• GIVEN INSTRUCTION: Gather from the listing below each line that includes the word "SIDEWALK", and copy it.

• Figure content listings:
==================================================

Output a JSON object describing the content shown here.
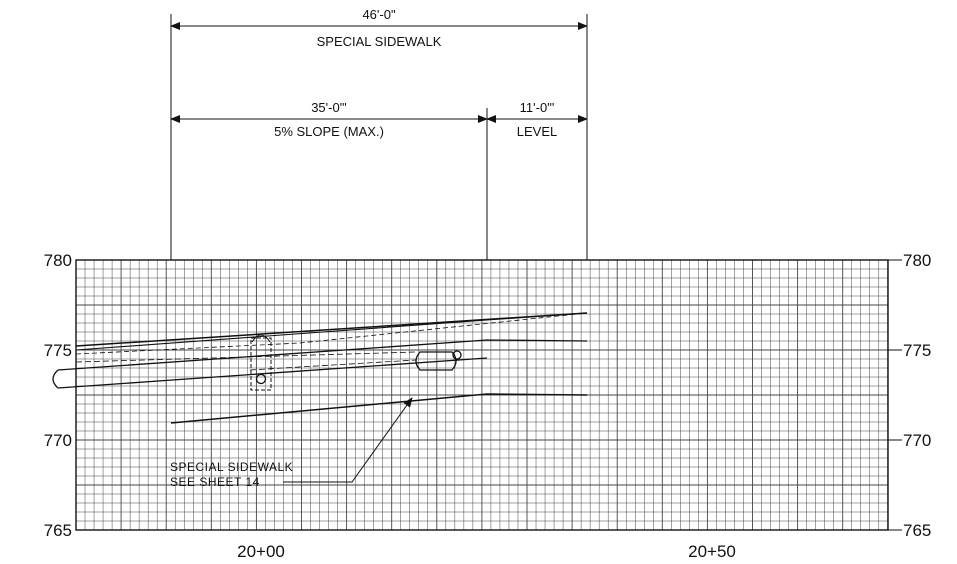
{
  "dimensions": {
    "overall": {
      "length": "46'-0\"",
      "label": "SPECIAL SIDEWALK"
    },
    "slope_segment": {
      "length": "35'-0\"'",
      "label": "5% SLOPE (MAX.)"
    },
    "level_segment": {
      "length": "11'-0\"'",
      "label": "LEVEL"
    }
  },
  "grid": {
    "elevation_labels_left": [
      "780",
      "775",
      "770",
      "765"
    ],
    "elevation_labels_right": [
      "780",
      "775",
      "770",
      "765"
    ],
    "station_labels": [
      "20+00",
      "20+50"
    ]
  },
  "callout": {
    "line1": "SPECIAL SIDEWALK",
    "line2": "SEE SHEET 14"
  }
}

==================================================

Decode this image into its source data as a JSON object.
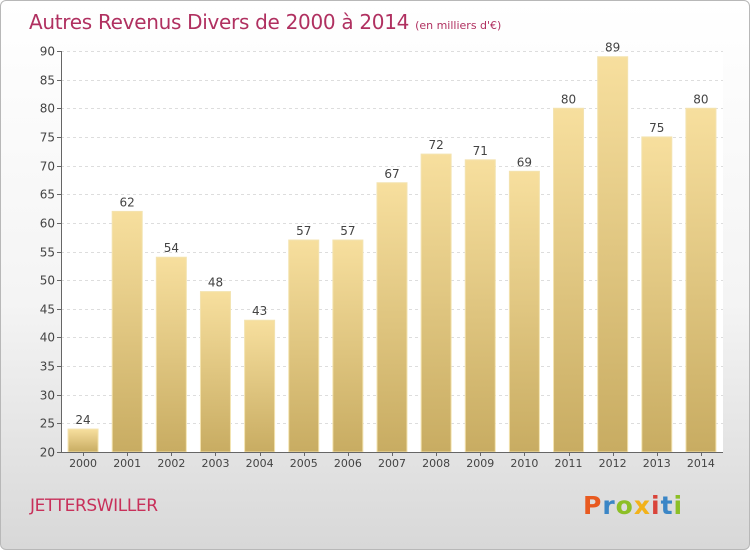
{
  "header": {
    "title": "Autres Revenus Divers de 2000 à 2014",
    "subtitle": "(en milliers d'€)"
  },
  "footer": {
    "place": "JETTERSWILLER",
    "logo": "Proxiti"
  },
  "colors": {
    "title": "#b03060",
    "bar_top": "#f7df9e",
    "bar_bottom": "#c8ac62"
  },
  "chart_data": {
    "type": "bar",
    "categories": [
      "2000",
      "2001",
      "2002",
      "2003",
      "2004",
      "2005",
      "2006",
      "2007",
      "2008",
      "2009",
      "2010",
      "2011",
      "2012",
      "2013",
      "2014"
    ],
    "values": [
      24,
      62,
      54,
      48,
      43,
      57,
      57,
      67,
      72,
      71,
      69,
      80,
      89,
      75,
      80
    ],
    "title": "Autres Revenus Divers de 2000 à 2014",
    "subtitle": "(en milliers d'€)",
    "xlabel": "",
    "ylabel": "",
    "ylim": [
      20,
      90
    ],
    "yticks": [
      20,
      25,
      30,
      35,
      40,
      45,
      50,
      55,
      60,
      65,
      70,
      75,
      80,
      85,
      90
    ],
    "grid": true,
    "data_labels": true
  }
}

==================================================

• EXERCISE RESPONSE:
      "label": "SPECIAL SIDEWALK"
    "line1": "SPECIAL SIDEWALK",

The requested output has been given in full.